◆ YOUR TASK: Format the lines below as a numbered list, skipping any blank lines and leaving out the pictures.

---------- SOURCE DATA

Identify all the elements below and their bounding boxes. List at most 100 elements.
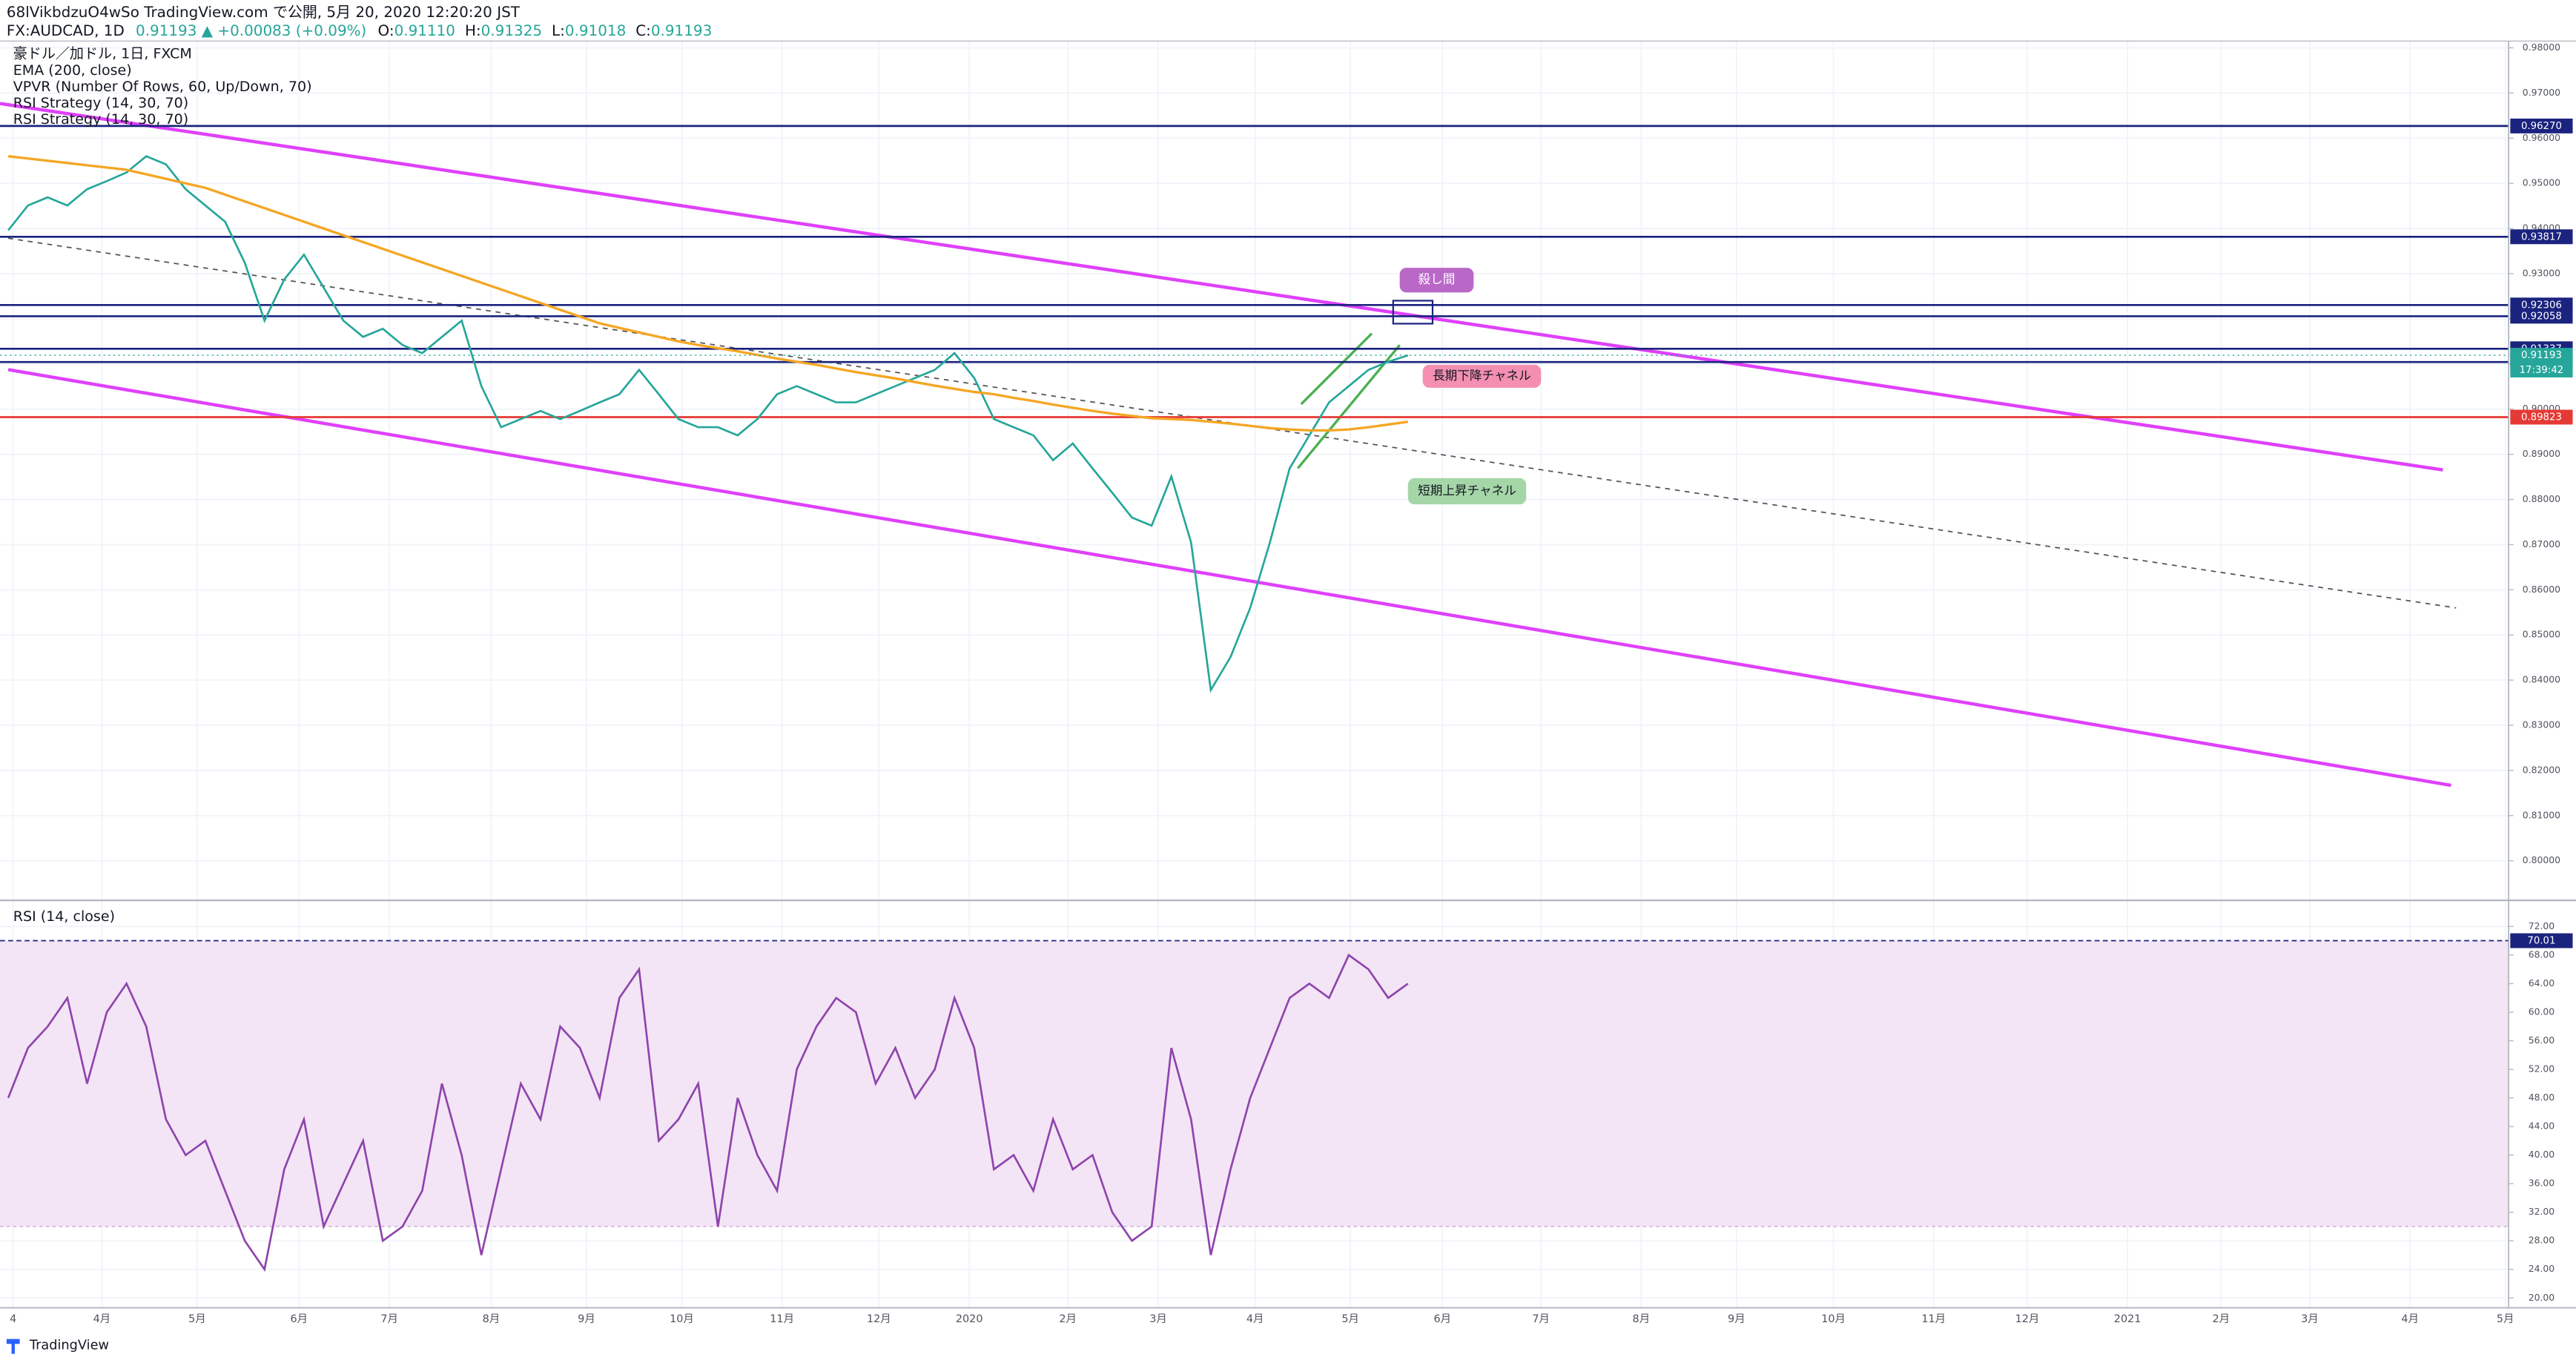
series-line: [7, 155, 1408, 432]
last-price-label: 0.91193: [2521, 350, 2562, 361]
x-tick-label: 6月: [290, 1313, 308, 1325]
y-tick-label: 0.98000: [2523, 42, 2560, 53]
y-tick-label: 56.00: [2529, 1034, 2555, 1046]
box: [1392, 300, 1434, 325]
x-tick-label: 10月: [1821, 1313, 1846, 1325]
level-label-bg: [2510, 229, 2573, 245]
level-label: 70.01: [2527, 936, 2555, 947]
channel-upper: [0, 102, 2443, 472]
legend-entry: RSI Strategy (14, 30, 70): [13, 95, 188, 111]
legend-entry: EMA (200, close): [13, 62, 132, 79]
level-label-bg: [2510, 409, 2573, 425]
x-tick-label: 7月: [1532, 1313, 1550, 1325]
y-tick-label: 48.00: [2529, 1092, 2555, 1103]
x-tick-label: 12月: [867, 1313, 891, 1325]
level-label: 0.92058: [2521, 311, 2562, 322]
x-tick-label: 3月: [2301, 1313, 2319, 1325]
ohlc-value: 0.91018: [565, 22, 626, 39]
y-tick-label: 68.00: [2529, 948, 2555, 960]
rsi-band: [0, 940, 2509, 1227]
y-tick-label: 36.00: [2529, 1178, 2555, 1189]
rsi-title: RSI (14, close): [13, 908, 115, 925]
y-tick-label: 0.87000: [2523, 538, 2560, 550]
x-tick-label: 4月: [1246, 1313, 1264, 1325]
legend-entry: RSI Strategy (14, 30, 70): [13, 111, 188, 128]
level-label: 0.92306: [2521, 300, 2562, 311]
x-tick-label: 10月: [670, 1313, 694, 1325]
x-tick-label: 5月: [1341, 1313, 1359, 1325]
level-label: 0.93817: [2521, 231, 2562, 242]
y-tick-label: 0.83000: [2523, 719, 2560, 730]
y-tick-label: 20.00: [2529, 1292, 2555, 1303]
legend-entry: 豪ドル／加ドル, 1日, FXCM: [13, 46, 192, 62]
x-tick-label: 9月: [1728, 1313, 1746, 1325]
x-tick-label: 4月: [2401, 1313, 2419, 1325]
x-tick-label: 11月: [1921, 1313, 1946, 1325]
grid: [0, 41, 2509, 1308]
y-tick-label: 0.95000: [2523, 177, 2560, 188]
x-tick-label: 8月: [1633, 1313, 1651, 1325]
x-tick-label: 3月: [1149, 1313, 1167, 1325]
y-tick-label: 28.00: [2529, 1235, 2555, 1246]
y-tick-label: 44.00: [2529, 1121, 2555, 1132]
x-tick-label: 2021: [2114, 1313, 2141, 1325]
symbol: FX:AUDCAD, 1D: [7, 22, 125, 39]
y-tick-label: 52.00: [2529, 1063, 2555, 1075]
y-tick-label: 0.84000: [2523, 674, 2560, 685]
x-tick-label: 2020: [956, 1313, 983, 1325]
ohlc-value: 0.91193: [651, 22, 712, 39]
x-tick-label: 12月: [2015, 1313, 2040, 1325]
x-tick-label: 6月: [1433, 1313, 1451, 1325]
y-tick-label: 24.00: [2529, 1263, 2555, 1274]
y-tick-label: 0.88000: [2523, 493, 2560, 504]
x-tick-label: 4月: [93, 1313, 111, 1325]
x-tick-label: 7月: [380, 1313, 398, 1325]
y-tick-label: 0.81000: [2523, 809, 2560, 820]
annotation-text: 長期下降チャネル: [1433, 369, 1531, 383]
ohlc-value: 0.91110: [394, 22, 455, 39]
x-tick-label: 9月: [578, 1313, 595, 1325]
level-label: 0.96270: [2521, 121, 2562, 132]
series-line: [7, 953, 1409, 1273]
ohlc-label: H:: [465, 22, 481, 39]
quote: FX:AUDCAD, 1D 0.91193 ▲ +0.00083 (+0.09%…: [7, 22, 712, 39]
y-tick-label: 64.00: [2529, 977, 2555, 989]
level-label: 0.89823: [2521, 412, 2562, 423]
x-tick-label: 11月: [770, 1313, 794, 1325]
y-tick-label: 0.93000: [2523, 268, 2560, 279]
last-price-bg: [2510, 348, 2573, 377]
channel-lower: [7, 368, 2451, 788]
x-tick-label: 8月: [483, 1313, 501, 1325]
level-label-bg: [2510, 297, 2573, 313]
x-tick-label: 2月: [2213, 1313, 2230, 1325]
x-tick-label: 2月: [1059, 1313, 1077, 1325]
y-tick-label: 0.82000: [2523, 764, 2560, 775]
y-tick-label: 0.97000: [2523, 87, 2560, 98]
footer-logo: TradingView: [29, 1339, 109, 1353]
published: 68lVikbdzuO4wSo TradingView.com で公開, 5月 …: [7, 4, 521, 21]
x-tick-label: 4: [10, 1313, 16, 1325]
series-line: [7, 155, 1409, 693]
y-tick-label: 0.85000: [2523, 629, 2560, 640]
x-tick-label: 5月: [188, 1313, 206, 1325]
countdown: 17:39:42: [2520, 365, 2564, 376]
y-tick-label: 32.00: [2529, 1206, 2555, 1217]
annotation-text: 短期上昇チャネル: [1418, 484, 1516, 498]
y-tick-label: 0.96000: [2523, 132, 2560, 143]
short-channel-upper: [1300, 332, 1373, 406]
annotation-text: 殺し間: [1419, 272, 1456, 286]
y-tick-label: 0.89000: [2523, 448, 2560, 459]
y-tick-label: 40.00: [2529, 1149, 2555, 1160]
trend-line: [7, 237, 2457, 609]
short-channel-lower: [1297, 344, 1401, 469]
logo-icon: [6, 1339, 20, 1354]
change: 0.91193 ▲ +0.00083 (+0.09%): [136, 22, 366, 39]
level-label-bg: [2510, 118, 2573, 133]
ohlc-label: L:: [552, 22, 565, 39]
level-label-bg: [2510, 933, 2573, 948]
level-label-bg: [2510, 308, 2573, 324]
legend-entry: VPVR (Number Of Rows, 60, Up/Down, 70): [13, 79, 312, 95]
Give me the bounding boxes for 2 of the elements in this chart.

--------------------

◆ REPLY TO THE EXERCISE:
1. Identify all the elements below and their bounding boxes. List at most 100 elements.
2. series-line: [7, 155, 1408, 432]
3. last-price-label: 0.91193: [2521, 350, 2562, 361]
4. x-tick-label: 6月: [290, 1313, 308, 1325]
5. y-tick-label: 0.98000: [2523, 42, 2560, 53]
6. y-tick-label: 56.00: [2529, 1034, 2555, 1046]
7. box: [1392, 300, 1434, 325]
8. x-tick-label: 10月: [1821, 1313, 1846, 1325]
9. level-label-bg: [2510, 229, 2573, 245]
10. level-label: 70.01: [2527, 936, 2555, 947]
11. channel-upper: [0, 102, 2443, 472]
12. legend-entry: RSI Strategy (14, 30, 70): [13, 95, 188, 111]
13. legend-entry: EMA (200, close): [13, 62, 132, 79]
14. level-label-bg: [2510, 409, 2573, 425]
15. x-tick-label: 7月: [1532, 1313, 1550, 1325]
16. y-tick-label: 48.00: [2529, 1092, 2555, 1103]
17. x-tick-label: 12月: [867, 1313, 891, 1325]
18. level-label: 0.92058: [2521, 311, 2562, 322]
19. x-tick-label: 3月: [2301, 1313, 2319, 1325]
20. ohlc-value: 0.91018: [565, 22, 626, 39]
21. y-tick-label: 68.00: [2529, 948, 2555, 960]
22. rsi-band: [0, 940, 2509, 1227]
23. y-tick-label: 36.00: [2529, 1178, 2555, 1189]
24. rsi-title: RSI (14, close): [13, 908, 115, 925]
25. y-tick-label: 0.87000: [2523, 538, 2560, 550]
26. x-tick-label: 4月: [1246, 1313, 1264, 1325]
27. legend-entry: RSI Strategy (14, 30, 70): [13, 111, 188, 128]
28. level-label: 0.92306: [2521, 300, 2562, 311]
29. x-tick-label: 10月: [670, 1313, 694, 1325]
30. x-tick-label: 5月: [1341, 1313, 1359, 1325]
31. level-label: 0.93817: [2521, 231, 2562, 242]
32. y-tick-label: 0.83000: [2523, 719, 2560, 730]
33. y-tick-label: 20.00: [2529, 1292, 2555, 1303]
34. legend-entry: 豪ドル／加ドル, 1日, FXCM: [13, 46, 192, 62]
35. x-tick-label: 9月: [1728, 1313, 1746, 1325]
36. x-tick-label: 4月: [2401, 1313, 2419, 1325]
37. x-tick-label: 11月: [1921, 1313, 1946, 1325]
38. grid: [0, 41, 2509, 1308]
39. y-tick-label: 0.95000: [2523, 177, 2560, 188]
40. x-tick-label: 8月: [1633, 1313, 1651, 1325]
41. x-tick-label: 3月: [1149, 1313, 1167, 1325]
42. y-tick-label: 28.00: [2529, 1235, 2555, 1246]
43. y-tick-label: 44.00: [2529, 1121, 2555, 1132]
44. x-tick-label: 2021: [2114, 1313, 2141, 1325]
45. symbol: FX:AUDCAD, 1D: [7, 22, 125, 39]
46. y-tick-label: 52.00: [2529, 1063, 2555, 1075]
47. y-tick-label: 0.84000: [2523, 674, 2560, 685]
48. x-tick-label: 2020: [956, 1313, 983, 1325]
49. ohlc-value: 0.91193: [651, 22, 712, 39]
50. x-tick-label: 12月: [2015, 1313, 2040, 1325]
51. x-tick-label: 6月: [1433, 1313, 1451, 1325]
52. y-tick-label: 24.00: [2529, 1263, 2555, 1274]
53. y-tick-label: 0.88000: [2523, 493, 2560, 504]
54. x-tick-label: 4月: [93, 1313, 111, 1325]
55. x-tick-label: 7月: [380, 1313, 398, 1325]
56. y-tick-label: 0.81000: [2523, 809, 2560, 820]
57. annotation-text: 長期下降チャネル: [1433, 369, 1531, 383]
58. ohlc-value: 0.91110: [394, 22, 455, 39]
59. x-tick-label: 9月: [578, 1313, 595, 1325]
60. level-label: 0.96270: [2521, 121, 2562, 132]
61. series-line: [7, 953, 1409, 1273]
62. ohlc-label: H:: [465, 22, 481, 39]
63. quote: FX:AUDCAD, 1D 0.91193 ▲ +0.00083 (+0.09%…: [7, 22, 712, 39]
64. y-tick-label: 64.00: [2529, 977, 2555, 989]
65. level-label: 0.89823: [2521, 412, 2562, 423]
66. x-tick-label: 11月: [770, 1313, 794, 1325]
67. y-tick-label: 0.93000: [2523, 268, 2560, 279]
68. last-price-bg: [2510, 348, 2573, 377]
69. channel-lower: [7, 368, 2451, 788]
70. x-tick-label: 8月: [483, 1313, 501, 1325]
71. level-label-bg: [2510, 297, 2573, 313]
72. x-tick-label: 2月: [2213, 1313, 2230, 1325]
73. x-tick-label: 2月: [1059, 1313, 1077, 1325]
74. y-tick-label: 0.82000: [2523, 764, 2560, 775]
75. y-tick-label: 0.97000: [2523, 87, 2560, 98]
76. footer-logo: TradingView: [29, 1339, 109, 1353]
77. published: 68lVikbdzuO4wSo TradingView.com で公開, 5月 …: [7, 4, 521, 21]
78. x-tick-label: 4: [10, 1313, 16, 1325]
79. series-line: [7, 155, 1409, 693]
80. y-tick-label: 0.85000: [2523, 629, 2560, 640]
81. x-tick-label: 5月: [188, 1313, 206, 1325]
82. countdown: 17:39:42: [2520, 365, 2564, 376]
83. y-tick-label: 32.00: [2529, 1206, 2555, 1217]
84. annotation-text: 短期上昇チャネル: [1418, 484, 1516, 498]
85. y-tick-label: 0.96000: [2523, 132, 2560, 143]
86. short-channel-upper: [1300, 332, 1373, 406]
87. annotation-text: 殺し間: [1419, 272, 1456, 286]
88. y-tick-label: 0.89000: [2523, 448, 2560, 459]
89. y-tick-label: 40.00: [2529, 1149, 2555, 1160]
90. trend-line: [7, 237, 2457, 609]
91. short-channel-lower: [1297, 344, 1401, 469]
92. logo-icon: [6, 1339, 20, 1354]
93. change: 0.91193 ▲ +0.00083 (+0.09%): [136, 22, 366, 39]
94. level-label-bg: [2510, 118, 2573, 133]
95. ohlc-label: L:: [552, 22, 565, 39]
96. level-label-bg: [2510, 933, 2573, 948]
97. level-label-bg: [2510, 308, 2573, 324]
98. legend-entry: VPVR (Number Of Rows, 60, Up/Down, 70): [13, 79, 312, 95]
99. Give me the bounding boxes for 2 of the elements in this chart.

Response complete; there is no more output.